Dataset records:
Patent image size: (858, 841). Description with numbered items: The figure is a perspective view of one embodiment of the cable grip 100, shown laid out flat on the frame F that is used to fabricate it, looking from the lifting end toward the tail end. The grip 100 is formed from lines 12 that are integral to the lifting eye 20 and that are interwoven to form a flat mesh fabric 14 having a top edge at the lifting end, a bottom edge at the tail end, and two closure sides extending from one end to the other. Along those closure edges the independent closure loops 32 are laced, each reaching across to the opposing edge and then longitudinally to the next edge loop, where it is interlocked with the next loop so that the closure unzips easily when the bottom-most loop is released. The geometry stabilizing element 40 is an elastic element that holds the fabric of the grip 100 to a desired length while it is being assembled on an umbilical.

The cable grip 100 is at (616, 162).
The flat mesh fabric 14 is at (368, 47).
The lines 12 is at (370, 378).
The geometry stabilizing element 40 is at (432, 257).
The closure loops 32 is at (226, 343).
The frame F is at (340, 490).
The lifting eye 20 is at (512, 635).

Short problem: Please put the entries, from the opening line through the line containing "The closure loops 32 is at (226, 343).", into a Markdown table with the columns Row and Line, skipping any blank lines.

Full output:
| Row | Line |
|---|---|
| 1 | Patent image size: (858, 841). Description with numbered items: The figure is a perspective view of one embodiment of the cable grip 100, shown laid out flat on the frame F that is used to fabricate it, looking from the lifting end toward the tail end. The grip 100 is formed from lines 12 that are integral to the lifting eye 20 and that are interwoven to form a flat mesh fabric 14 having a top edge at the lifting end, a bottom edge at the tail end, and two closure sides extending from one end to the other. Along those closure edges the independent closure loops 32 are laced, each reaching across to the opposing edge and then longitudinally to the next edge loop, where it is interlocked with the next loop so that the closure unzips easily when the bottom-most loop is released. The geometry stabilizing element 40 is an elastic element that holds the fabric of the grip 100 to a desired length while it is being assembled on an umbilical. |
| 2 | The cable grip 100 is at (616, 162). |
| 3 | The flat mesh fabric 14 is at (368, 47). |
| 4 | The lines 12 is at (370, 378). |
| 5 | The geometry stabilizing element 40 is at (432, 257). |
| 6 | The closure loops 32 is at (226, 343). |